> _Goal_: Wherever the word "Output" appears in the entries, copy the whole line.
——
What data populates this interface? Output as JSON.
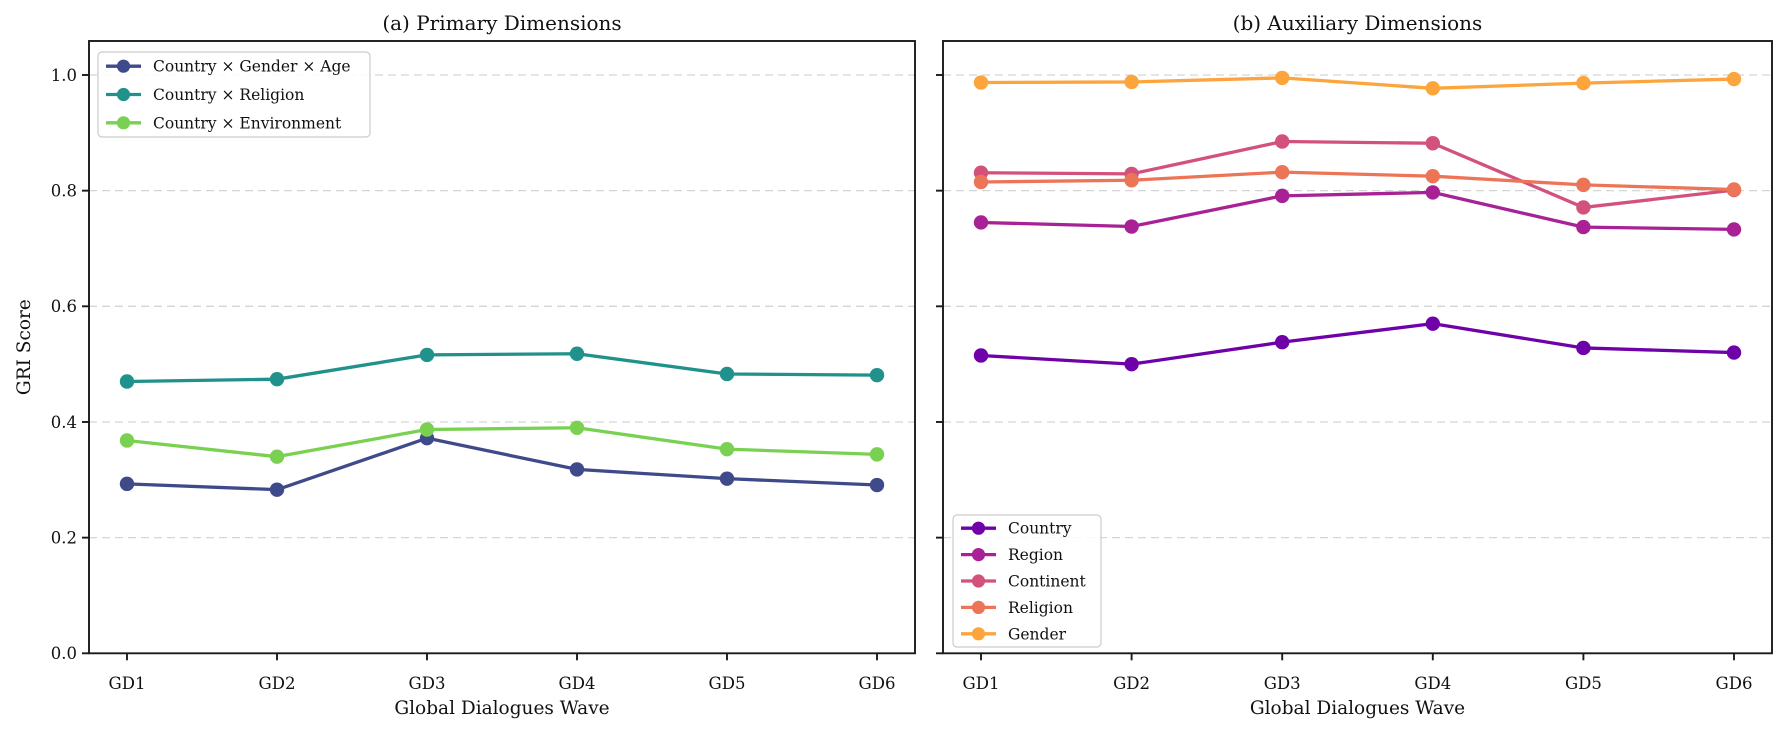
{
  "figure": {
    "xlabel": "Global Dialogues Wave",
    "ylabel": "GRI Score",
    "background_color": "#ffffff",
    "spine_color": "#1a1a1a",
    "gridline_color": "#d5d5d5",
    "grid_style": "dashed-horizontal"
  },
  "chart_data": [
    {
      "type": "line",
      "title": "(a) Primary Dimensions",
      "xlabel": "Global Dialogues Wave",
      "ylabel": "GRI Score",
      "categories": [
        "GD1",
        "GD2",
        "GD3",
        "GD4",
        "GD5",
        "GD6"
      ],
      "yticks": [
        0.0,
        0.2,
        0.4,
        0.6,
        0.8,
        1.0
      ],
      "ytick_labels": [
        "0.0",
        "0.2",
        "0.4",
        "0.6",
        "0.8",
        "1.0"
      ],
      "show_ytick_labels": true,
      "ylim": [
        0,
        1.06
      ],
      "grid": true,
      "legend_position": "upper-left",
      "series": [
        {
          "name": "Country × Gender × Age",
          "color": "#3f4a8a",
          "values": [
            0.293,
            0.283,
            0.372,
            0.318,
            0.302,
            0.291
          ]
        },
        {
          "name": "Country × Religion",
          "color": "#21918c",
          "values": [
            0.47,
            0.474,
            0.516,
            0.518,
            0.483,
            0.481
          ]
        },
        {
          "name": "Country × Environment",
          "color": "#7ad151",
          "values": [
            0.368,
            0.34,
            0.387,
            0.39,
            0.353,
            0.344
          ]
        }
      ]
    },
    {
      "type": "line",
      "title": "(b) Auxiliary Dimensions",
      "xlabel": "Global Dialogues Wave",
      "ylabel": "",
      "categories": [
        "GD1",
        "GD2",
        "GD3",
        "GD4",
        "GD5",
        "GD6"
      ],
      "yticks": [
        0.0,
        0.2,
        0.4,
        0.6,
        0.8,
        1.0
      ],
      "ytick_labels": [
        "0.0",
        "0.2",
        "0.4",
        "0.6",
        "0.8",
        "1.0"
      ],
      "show_ytick_labels": false,
      "ylim": [
        0,
        1.06
      ],
      "grid": true,
      "legend_position": "lower-left",
      "series": [
        {
          "name": "Country",
          "color": "#6e01a8",
          "values": [
            0.515,
            0.5,
            0.538,
            0.57,
            0.528,
            0.52
          ]
        },
        {
          "name": "Region",
          "color": "#a82296",
          "values": [
            0.745,
            0.738,
            0.791,
            0.797,
            0.737,
            0.733
          ]
        },
        {
          "name": "Continent",
          "color": "#d3527b",
          "values": [
            0.831,
            0.829,
            0.885,
            0.882,
            0.771,
            0.801
          ]
        },
        {
          "name": "Religion",
          "color": "#ed7557",
          "values": [
            0.815,
            0.818,
            0.832,
            0.825,
            0.81,
            0.802
          ]
        },
        {
          "name": "Gender",
          "color": "#fba53c",
          "values": [
            0.987,
            0.988,
            0.995,
            0.977,
            0.986,
            0.993
          ]
        }
      ]
    }
  ]
}
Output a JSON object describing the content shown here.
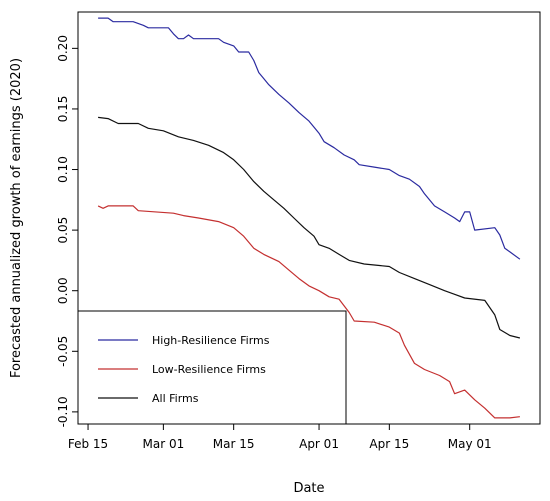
{
  "chart_data": {
    "type": "line",
    "title": "",
    "xlabel": "Date",
    "ylabel": "Forecasted annualized growth of earnings (2020)",
    "x_start": "2020-02-17",
    "x_end": "2020-05-11",
    "xlim": [
      "2020-02-13",
      "2020-05-15"
    ],
    "ylim": [
      -0.11,
      0.23
    ],
    "x_ticks": [
      {
        "date": "2020-02-15",
        "label": "Feb 15"
      },
      {
        "date": "2020-03-01",
        "label": "Mar 01"
      },
      {
        "date": "2020-03-15",
        "label": "Mar 15"
      },
      {
        "date": "2020-04-01",
        "label": "Apr 01"
      },
      {
        "date": "2020-04-15",
        "label": "Apr 15"
      },
      {
        "date": "2020-05-01",
        "label": "May 01"
      }
    ],
    "y_ticks": [
      {
        "value": 0.2,
        "label": "0.20"
      },
      {
        "value": 0.15,
        "label": "0.15"
      },
      {
        "value": 0.1,
        "label": "0.10"
      },
      {
        "value": 0.05,
        "label": "0.05"
      },
      {
        "value": 0.0,
        "label": "0.00"
      },
      {
        "value": -0.05,
        "label": "-0.05"
      },
      {
        "value": -0.1,
        "label": "-0.10"
      }
    ],
    "grid": false,
    "legend_position": "bottom-left",
    "series": [
      {
        "name": "High-Resilience Firms",
        "color": "#2b2ba0",
        "points": [
          [
            "2020-02-17",
            0.225
          ],
          [
            "2020-02-19",
            0.225
          ],
          [
            "2020-02-20",
            0.222
          ],
          [
            "2020-02-24",
            0.222
          ],
          [
            "2020-02-26",
            0.219
          ],
          [
            "2020-02-27",
            0.217
          ],
          [
            "2020-03-02",
            0.217
          ],
          [
            "2020-03-03",
            0.212
          ],
          [
            "2020-03-04",
            0.208
          ],
          [
            "2020-03-05",
            0.208
          ],
          [
            "2020-03-06",
            0.211
          ],
          [
            "2020-03-07",
            0.208
          ],
          [
            "2020-03-12",
            0.208
          ],
          [
            "2020-03-13",
            0.205
          ],
          [
            "2020-03-15",
            0.202
          ],
          [
            "2020-03-16",
            0.197
          ],
          [
            "2020-03-18",
            0.197
          ],
          [
            "2020-03-19",
            0.19
          ],
          [
            "2020-03-20",
            0.18
          ],
          [
            "2020-03-21",
            0.175
          ],
          [
            "2020-03-22",
            0.17
          ],
          [
            "2020-03-24",
            0.162
          ],
          [
            "2020-03-26",
            0.155
          ],
          [
            "2020-03-28",
            0.147
          ],
          [
            "2020-03-30",
            0.14
          ],
          [
            "2020-04-01",
            0.13
          ],
          [
            "2020-04-02",
            0.123
          ],
          [
            "2020-04-04",
            0.118
          ],
          [
            "2020-04-06",
            0.112
          ],
          [
            "2020-04-08",
            0.108
          ],
          [
            "2020-04-09",
            0.104
          ],
          [
            "2020-04-12",
            0.102
          ],
          [
            "2020-04-15",
            0.1
          ],
          [
            "2020-04-17",
            0.095
          ],
          [
            "2020-04-19",
            0.092
          ],
          [
            "2020-04-21",
            0.086
          ],
          [
            "2020-04-22",
            0.08
          ],
          [
            "2020-04-24",
            0.07
          ],
          [
            "2020-04-26",
            0.065
          ],
          [
            "2020-04-28",
            0.06
          ],
          [
            "2020-04-29",
            0.057
          ],
          [
            "2020-04-30",
            0.065
          ],
          [
            "2020-05-01",
            0.065
          ],
          [
            "2020-05-02",
            0.05
          ],
          [
            "2020-05-06",
            0.052
          ],
          [
            "2020-05-07",
            0.046
          ],
          [
            "2020-05-08",
            0.035
          ],
          [
            "2020-05-09",
            0.032
          ],
          [
            "2020-05-11",
            0.026
          ]
        ]
      },
      {
        "name": "Low-Resilience Firms",
        "color": "#c43030",
        "points": [
          [
            "2020-02-17",
            0.07
          ],
          [
            "2020-02-18",
            0.068
          ],
          [
            "2020-02-19",
            0.07
          ],
          [
            "2020-02-24",
            0.07
          ],
          [
            "2020-02-25",
            0.066
          ],
          [
            "2020-03-03",
            0.064
          ],
          [
            "2020-03-05",
            0.062
          ],
          [
            "2020-03-08",
            0.06
          ],
          [
            "2020-03-12",
            0.057
          ],
          [
            "2020-03-15",
            0.052
          ],
          [
            "2020-03-17",
            0.045
          ],
          [
            "2020-03-19",
            0.035
          ],
          [
            "2020-03-21",
            0.03
          ],
          [
            "2020-03-24",
            0.024
          ],
          [
            "2020-03-26",
            0.017
          ],
          [
            "2020-03-28",
            0.01
          ],
          [
            "2020-03-30",
            0.004
          ],
          [
            "2020-04-01",
            0.0
          ],
          [
            "2020-04-03",
            -0.005
          ],
          [
            "2020-04-05",
            -0.007
          ],
          [
            "2020-04-07",
            -0.018
          ],
          [
            "2020-04-08",
            -0.025
          ],
          [
            "2020-04-12",
            -0.026
          ],
          [
            "2020-04-15",
            -0.03
          ],
          [
            "2020-04-17",
            -0.035
          ],
          [
            "2020-04-18",
            -0.045
          ],
          [
            "2020-04-20",
            -0.06
          ],
          [
            "2020-04-22",
            -0.065
          ],
          [
            "2020-04-25",
            -0.07
          ],
          [
            "2020-04-27",
            -0.075
          ],
          [
            "2020-04-28",
            -0.085
          ],
          [
            "2020-04-30",
            -0.082
          ],
          [
            "2020-05-02",
            -0.09
          ],
          [
            "2020-05-04",
            -0.097
          ],
          [
            "2020-05-06",
            -0.105
          ],
          [
            "2020-05-09",
            -0.105
          ],
          [
            "2020-05-11",
            -0.104
          ]
        ]
      },
      {
        "name": "All Firms",
        "color": "#111111",
        "points": [
          [
            "2020-02-17",
            0.143
          ],
          [
            "2020-02-19",
            0.142
          ],
          [
            "2020-02-21",
            0.138
          ],
          [
            "2020-02-25",
            0.138
          ],
          [
            "2020-02-27",
            0.134
          ],
          [
            "2020-03-01",
            0.132
          ],
          [
            "2020-03-04",
            0.127
          ],
          [
            "2020-03-07",
            0.124
          ],
          [
            "2020-03-10",
            0.12
          ],
          [
            "2020-03-13",
            0.114
          ],
          [
            "2020-03-15",
            0.108
          ],
          [
            "2020-03-17",
            0.1
          ],
          [
            "2020-03-19",
            0.09
          ],
          [
            "2020-03-21",
            0.082
          ],
          [
            "2020-03-23",
            0.075
          ],
          [
            "2020-03-25",
            0.068
          ],
          [
            "2020-03-27",
            0.06
          ],
          [
            "2020-03-29",
            0.052
          ],
          [
            "2020-03-31",
            0.045
          ],
          [
            "2020-04-01",
            0.038
          ],
          [
            "2020-04-03",
            0.035
          ],
          [
            "2020-04-05",
            0.03
          ],
          [
            "2020-04-07",
            0.025
          ],
          [
            "2020-04-10",
            0.022
          ],
          [
            "2020-04-15",
            0.02
          ],
          [
            "2020-04-17",
            0.015
          ],
          [
            "2020-04-20",
            0.01
          ],
          [
            "2020-04-23",
            0.005
          ],
          [
            "2020-04-26",
            0.0
          ],
          [
            "2020-04-28",
            -0.003
          ],
          [
            "2020-04-30",
            -0.006
          ],
          [
            "2020-05-04",
            -0.008
          ],
          [
            "2020-05-06",
            -0.02
          ],
          [
            "2020-05-07",
            -0.032
          ],
          [
            "2020-05-09",
            -0.037
          ],
          [
            "2020-05-11",
            -0.039
          ]
        ]
      }
    ]
  }
}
——
> _Response to the task_:
What data populates this interface? Output as JSON.
Output a JSON object describing the content shown here.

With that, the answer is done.